Work task.
Word for word, please restate each record and pass over the pictures.

Stored items from a collection:
◇ ◇ ◇

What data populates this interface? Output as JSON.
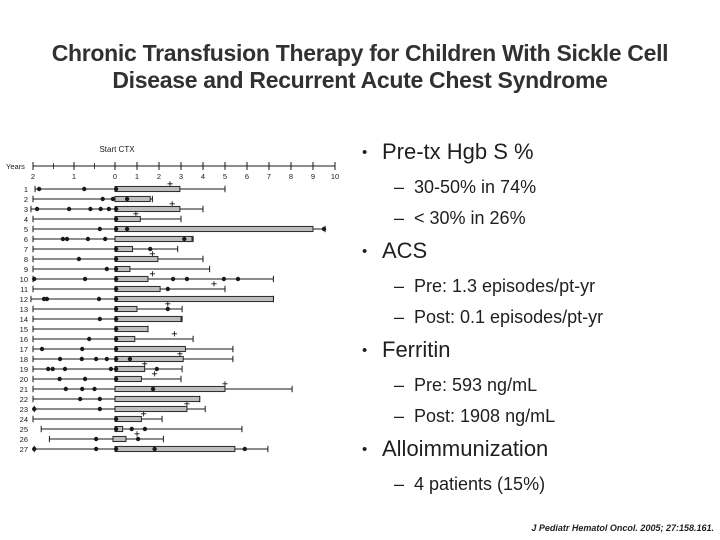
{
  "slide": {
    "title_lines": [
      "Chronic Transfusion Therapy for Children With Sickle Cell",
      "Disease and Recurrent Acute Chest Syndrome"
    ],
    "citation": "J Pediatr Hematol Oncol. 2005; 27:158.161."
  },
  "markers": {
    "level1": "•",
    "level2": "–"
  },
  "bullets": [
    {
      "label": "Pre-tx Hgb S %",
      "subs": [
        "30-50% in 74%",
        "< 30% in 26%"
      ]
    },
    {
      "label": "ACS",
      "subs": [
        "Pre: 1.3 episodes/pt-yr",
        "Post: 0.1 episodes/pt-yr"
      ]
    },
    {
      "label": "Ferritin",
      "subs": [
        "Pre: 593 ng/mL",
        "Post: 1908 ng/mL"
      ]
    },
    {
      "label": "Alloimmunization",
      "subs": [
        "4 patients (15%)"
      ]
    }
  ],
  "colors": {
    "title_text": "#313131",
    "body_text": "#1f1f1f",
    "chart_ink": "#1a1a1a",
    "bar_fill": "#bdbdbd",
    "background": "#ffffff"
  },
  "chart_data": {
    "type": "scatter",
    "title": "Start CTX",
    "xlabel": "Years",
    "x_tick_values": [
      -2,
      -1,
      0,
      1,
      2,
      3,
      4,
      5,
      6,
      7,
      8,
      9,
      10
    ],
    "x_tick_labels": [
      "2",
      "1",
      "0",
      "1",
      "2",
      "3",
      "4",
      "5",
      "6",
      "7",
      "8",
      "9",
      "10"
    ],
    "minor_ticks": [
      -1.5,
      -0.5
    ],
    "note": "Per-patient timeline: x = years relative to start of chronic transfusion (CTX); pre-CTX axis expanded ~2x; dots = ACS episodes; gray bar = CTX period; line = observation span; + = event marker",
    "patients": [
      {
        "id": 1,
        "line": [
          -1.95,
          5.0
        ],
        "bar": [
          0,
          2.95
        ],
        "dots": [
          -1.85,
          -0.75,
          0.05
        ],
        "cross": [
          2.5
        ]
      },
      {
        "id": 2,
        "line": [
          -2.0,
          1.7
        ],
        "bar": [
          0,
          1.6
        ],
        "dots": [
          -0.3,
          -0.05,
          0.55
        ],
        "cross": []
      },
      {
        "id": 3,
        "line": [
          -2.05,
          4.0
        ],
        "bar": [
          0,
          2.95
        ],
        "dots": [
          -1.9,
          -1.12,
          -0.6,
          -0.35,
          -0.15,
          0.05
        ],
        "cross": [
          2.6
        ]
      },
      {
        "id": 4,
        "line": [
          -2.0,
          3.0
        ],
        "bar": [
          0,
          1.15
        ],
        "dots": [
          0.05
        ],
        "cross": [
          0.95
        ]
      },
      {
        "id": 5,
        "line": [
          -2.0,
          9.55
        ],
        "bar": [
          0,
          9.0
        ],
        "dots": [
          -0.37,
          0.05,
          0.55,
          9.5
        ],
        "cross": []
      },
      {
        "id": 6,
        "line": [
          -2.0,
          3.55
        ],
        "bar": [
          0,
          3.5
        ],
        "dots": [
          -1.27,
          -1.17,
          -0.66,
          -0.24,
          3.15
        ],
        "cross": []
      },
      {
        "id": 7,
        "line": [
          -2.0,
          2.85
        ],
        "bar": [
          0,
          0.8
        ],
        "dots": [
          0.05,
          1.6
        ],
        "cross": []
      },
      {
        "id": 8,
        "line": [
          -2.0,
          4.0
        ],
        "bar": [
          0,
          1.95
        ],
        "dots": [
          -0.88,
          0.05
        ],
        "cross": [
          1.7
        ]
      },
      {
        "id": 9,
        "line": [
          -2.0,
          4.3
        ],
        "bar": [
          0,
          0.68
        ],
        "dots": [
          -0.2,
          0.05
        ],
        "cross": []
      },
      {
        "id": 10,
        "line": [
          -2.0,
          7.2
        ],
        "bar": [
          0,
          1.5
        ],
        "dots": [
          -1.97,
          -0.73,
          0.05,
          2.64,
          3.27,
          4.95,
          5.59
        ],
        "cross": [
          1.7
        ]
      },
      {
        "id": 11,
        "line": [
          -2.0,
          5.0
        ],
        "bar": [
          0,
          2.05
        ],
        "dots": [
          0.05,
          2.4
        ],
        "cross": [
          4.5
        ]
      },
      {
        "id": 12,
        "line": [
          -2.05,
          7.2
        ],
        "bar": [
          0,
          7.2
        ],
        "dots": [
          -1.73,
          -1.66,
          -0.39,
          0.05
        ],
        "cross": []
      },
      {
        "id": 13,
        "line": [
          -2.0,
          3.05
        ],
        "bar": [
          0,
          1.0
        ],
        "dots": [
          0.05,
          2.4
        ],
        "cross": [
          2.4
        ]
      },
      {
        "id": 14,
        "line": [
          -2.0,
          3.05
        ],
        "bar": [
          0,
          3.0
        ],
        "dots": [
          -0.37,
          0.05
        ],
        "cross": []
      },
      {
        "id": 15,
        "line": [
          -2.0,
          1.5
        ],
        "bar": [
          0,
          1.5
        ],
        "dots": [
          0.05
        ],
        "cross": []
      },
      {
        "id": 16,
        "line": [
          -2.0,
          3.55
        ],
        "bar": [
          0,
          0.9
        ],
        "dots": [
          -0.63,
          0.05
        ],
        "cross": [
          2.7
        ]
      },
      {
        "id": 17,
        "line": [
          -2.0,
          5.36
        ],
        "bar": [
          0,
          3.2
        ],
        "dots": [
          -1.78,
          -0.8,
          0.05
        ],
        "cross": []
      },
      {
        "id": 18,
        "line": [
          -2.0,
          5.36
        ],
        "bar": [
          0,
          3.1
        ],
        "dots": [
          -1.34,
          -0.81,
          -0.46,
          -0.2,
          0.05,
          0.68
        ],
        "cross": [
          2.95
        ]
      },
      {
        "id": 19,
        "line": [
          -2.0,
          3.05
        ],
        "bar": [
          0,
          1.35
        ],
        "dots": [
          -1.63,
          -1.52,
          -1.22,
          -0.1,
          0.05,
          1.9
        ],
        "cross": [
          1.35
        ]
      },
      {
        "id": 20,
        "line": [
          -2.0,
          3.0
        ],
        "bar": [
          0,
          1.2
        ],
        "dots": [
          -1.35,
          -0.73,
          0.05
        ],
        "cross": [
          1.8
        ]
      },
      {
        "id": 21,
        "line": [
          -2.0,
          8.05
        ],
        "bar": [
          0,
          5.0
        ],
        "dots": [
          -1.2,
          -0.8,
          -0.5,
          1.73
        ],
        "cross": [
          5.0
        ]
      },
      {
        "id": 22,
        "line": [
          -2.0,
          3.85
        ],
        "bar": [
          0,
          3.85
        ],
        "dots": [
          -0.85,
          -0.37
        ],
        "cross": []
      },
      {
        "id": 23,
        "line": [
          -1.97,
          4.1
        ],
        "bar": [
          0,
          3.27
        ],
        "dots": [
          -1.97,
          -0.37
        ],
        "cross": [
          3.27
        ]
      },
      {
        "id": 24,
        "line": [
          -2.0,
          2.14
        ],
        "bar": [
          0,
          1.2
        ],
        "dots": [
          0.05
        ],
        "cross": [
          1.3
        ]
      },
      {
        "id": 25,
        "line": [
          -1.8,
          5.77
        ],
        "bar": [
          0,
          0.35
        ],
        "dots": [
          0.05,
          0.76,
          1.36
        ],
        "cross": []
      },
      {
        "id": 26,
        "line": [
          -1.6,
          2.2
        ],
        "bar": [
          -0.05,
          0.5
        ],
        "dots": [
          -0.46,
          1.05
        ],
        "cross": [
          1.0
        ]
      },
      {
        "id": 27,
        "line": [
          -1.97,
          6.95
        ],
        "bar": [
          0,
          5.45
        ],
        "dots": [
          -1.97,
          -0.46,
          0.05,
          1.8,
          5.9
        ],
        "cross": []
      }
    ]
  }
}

◇ ◇ ◇

Answer to this problem.
What data populates this interface? Output as JSON.
{
  "slide": {
    "title_lines": [
      "Chronic Transfusion Therapy for Children With Sickle Cell",
      "Disease and Recurrent Acute Chest Syndrome"
    ],
    "citation": "J Pediatr Hematol Oncol. 2005; 27:158.161."
  },
  "markers": {
    "level1": "•",
    "level2": "–"
  },
  "bullets": [
    {
      "label": "Pre-tx Hgb S %",
      "subs": [
        "30-50% in 74%",
        "< 30% in 26%"
      ]
    },
    {
      "label": "ACS",
      "subs": [
        "Pre: 1.3 episodes/pt-yr",
        "Post: 0.1 episodes/pt-yr"
      ]
    },
    {
      "label": "Ferritin",
      "subs": [
        "Pre: 593 ng/mL",
        "Post: 1908 ng/mL"
      ]
    },
    {
      "label": "Alloimmunization",
      "subs": [
        "4 patients (15%)"
      ]
    }
  ],
  "colors": {
    "title_text": "#313131",
    "body_text": "#1f1f1f",
    "chart_ink": "#1a1a1a",
    "bar_fill": "#bdbdbd",
    "background": "#ffffff"
  },
  "chart_data": {
    "type": "scatter",
    "title": "Start CTX",
    "xlabel": "Years",
    "x_tick_values": [
      -2,
      -1,
      0,
      1,
      2,
      3,
      4,
      5,
      6,
      7,
      8,
      9,
      10
    ],
    "x_tick_labels": [
      "2",
      "1",
      "0",
      "1",
      "2",
      "3",
      "4",
      "5",
      "6",
      "7",
      "8",
      "9",
      "10"
    ],
    "minor_ticks": [
      -1.5,
      -0.5
    ],
    "note": "Per-patient timeline: x = years relative to start of chronic transfusion (CTX); pre-CTX axis expanded ~2x; dots = ACS episodes; gray bar = CTX period; line = observation span; + = event marker",
    "patients": [
      {
        "id": 1,
        "line": [
          -1.95,
          5.0
        ],
        "bar": [
          0,
          2.95
        ],
        "dots": [
          -1.85,
          -0.75,
          0.05
        ],
        "cross": [
          2.5
        ]
      },
      {
        "id": 2,
        "line": [
          -2.0,
          1.7
        ],
        "bar": [
          0,
          1.6
        ],
        "dots": [
          -0.3,
          -0.05,
          0.55
        ],
        "cross": []
      },
      {
        "id": 3,
        "line": [
          -2.05,
          4.0
        ],
        "bar": [
          0,
          2.95
        ],
        "dots": [
          -1.9,
          -1.12,
          -0.6,
          -0.35,
          -0.15,
          0.05
        ],
        "cross": [
          2.6
        ]
      },
      {
        "id": 4,
        "line": [
          -2.0,
          3.0
        ],
        "bar": [
          0,
          1.15
        ],
        "dots": [
          0.05
        ],
        "cross": [
          0.95
        ]
      },
      {
        "id": 5,
        "line": [
          -2.0,
          9.55
        ],
        "bar": [
          0,
          9.0
        ],
        "dots": [
          -0.37,
          0.05,
          0.55,
          9.5
        ],
        "cross": []
      },
      {
        "id": 6,
        "line": [
          -2.0,
          3.55
        ],
        "bar": [
          0,
          3.5
        ],
        "dots": [
          -1.27,
          -1.17,
          -0.66,
          -0.24,
          3.15
        ],
        "cross": []
      },
      {
        "id": 7,
        "line": [
          -2.0,
          2.85
        ],
        "bar": [
          0,
          0.8
        ],
        "dots": [
          0.05,
          1.6
        ],
        "cross": []
      },
      {
        "id": 8,
        "line": [
          -2.0,
          4.0
        ],
        "bar": [
          0,
          1.95
        ],
        "dots": [
          -0.88,
          0.05
        ],
        "cross": [
          1.7
        ]
      },
      {
        "id": 9,
        "line": [
          -2.0,
          4.3
        ],
        "bar": [
          0,
          0.68
        ],
        "dots": [
          -0.2,
          0.05
        ],
        "cross": []
      },
      {
        "id": 10,
        "line": [
          -2.0,
          7.2
        ],
        "bar": [
          0,
          1.5
        ],
        "dots": [
          -1.97,
          -0.73,
          0.05,
          2.64,
          3.27,
          4.95,
          5.59
        ],
        "cross": [
          1.7
        ]
      },
      {
        "id": 11,
        "line": [
          -2.0,
          5.0
        ],
        "bar": [
          0,
          2.05
        ],
        "dots": [
          0.05,
          2.4
        ],
        "cross": [
          4.5
        ]
      },
      {
        "id": 12,
        "line": [
          -2.05,
          7.2
        ],
        "bar": [
          0,
          7.2
        ],
        "dots": [
          -1.73,
          -1.66,
          -0.39,
          0.05
        ],
        "cross": []
      },
      {
        "id": 13,
        "line": [
          -2.0,
          3.05
        ],
        "bar": [
          0,
          1.0
        ],
        "dots": [
          0.05,
          2.4
        ],
        "cross": [
          2.4
        ]
      },
      {
        "id": 14,
        "line": [
          -2.0,
          3.05
        ],
        "bar": [
          0,
          3.0
        ],
        "dots": [
          -0.37,
          0.05
        ],
        "cross": []
      },
      {
        "id": 15,
        "line": [
          -2.0,
          1.5
        ],
        "bar": [
          0,
          1.5
        ],
        "dots": [
          0.05
        ],
        "cross": []
      },
      {
        "id": 16,
        "line": [
          -2.0,
          3.55
        ],
        "bar": [
          0,
          0.9
        ],
        "dots": [
          -0.63,
          0.05
        ],
        "cross": [
          2.7
        ]
      },
      {
        "id": 17,
        "line": [
          -2.0,
          5.36
        ],
        "bar": [
          0,
          3.2
        ],
        "dots": [
          -1.78,
          -0.8,
          0.05
        ],
        "cross": []
      },
      {
        "id": 18,
        "line": [
          -2.0,
          5.36
        ],
        "bar": [
          0,
          3.1
        ],
        "dots": [
          -1.34,
          -0.81,
          -0.46,
          -0.2,
          0.05,
          0.68
        ],
        "cross": [
          2.95
        ]
      },
      {
        "id": 19,
        "line": [
          -2.0,
          3.05
        ],
        "bar": [
          0,
          1.35
        ],
        "dots": [
          -1.63,
          -1.52,
          -1.22,
          -0.1,
          0.05,
          1.9
        ],
        "cross": [
          1.35
        ]
      },
      {
        "id": 20,
        "line": [
          -2.0,
          3.0
        ],
        "bar": [
          0,
          1.2
        ],
        "dots": [
          -1.35,
          -0.73,
          0.05
        ],
        "cross": [
          1.8
        ]
      },
      {
        "id": 21,
        "line": [
          -2.0,
          8.05
        ],
        "bar": [
          0,
          5.0
        ],
        "dots": [
          -1.2,
          -0.8,
          -0.5,
          1.73
        ],
        "cross": [
          5.0
        ]
      },
      {
        "id": 22,
        "line": [
          -2.0,
          3.85
        ],
        "bar": [
          0,
          3.85
        ],
        "dots": [
          -0.85,
          -0.37
        ],
        "cross": []
      },
      {
        "id": 23,
        "line": [
          -1.97,
          4.1
        ],
        "bar": [
          0,
          3.27
        ],
        "dots": [
          -1.97,
          -0.37
        ],
        "cross": [
          3.27
        ]
      },
      {
        "id": 24,
        "line": [
          -2.0,
          2.14
        ],
        "bar": [
          0,
          1.2
        ],
        "dots": [
          0.05
        ],
        "cross": [
          1.3
        ]
      },
      {
        "id": 25,
        "line": [
          -1.8,
          5.77
        ],
        "bar": [
          0,
          0.35
        ],
        "dots": [
          0.05,
          0.76,
          1.36
        ],
        "cross": []
      },
      {
        "id": 26,
        "line": [
          -1.6,
          2.2
        ],
        "bar": [
          -0.05,
          0.5
        ],
        "dots": [
          -0.46,
          1.05
        ],
        "cross": [
          1.0
        ]
      },
      {
        "id": 27,
        "line": [
          -1.97,
          6.95
        ],
        "bar": [
          0,
          5.45
        ],
        "dots": [
          -1.97,
          -0.46,
          0.05,
          1.8,
          5.9
        ],
        "cross": []
      }
    ]
  }
}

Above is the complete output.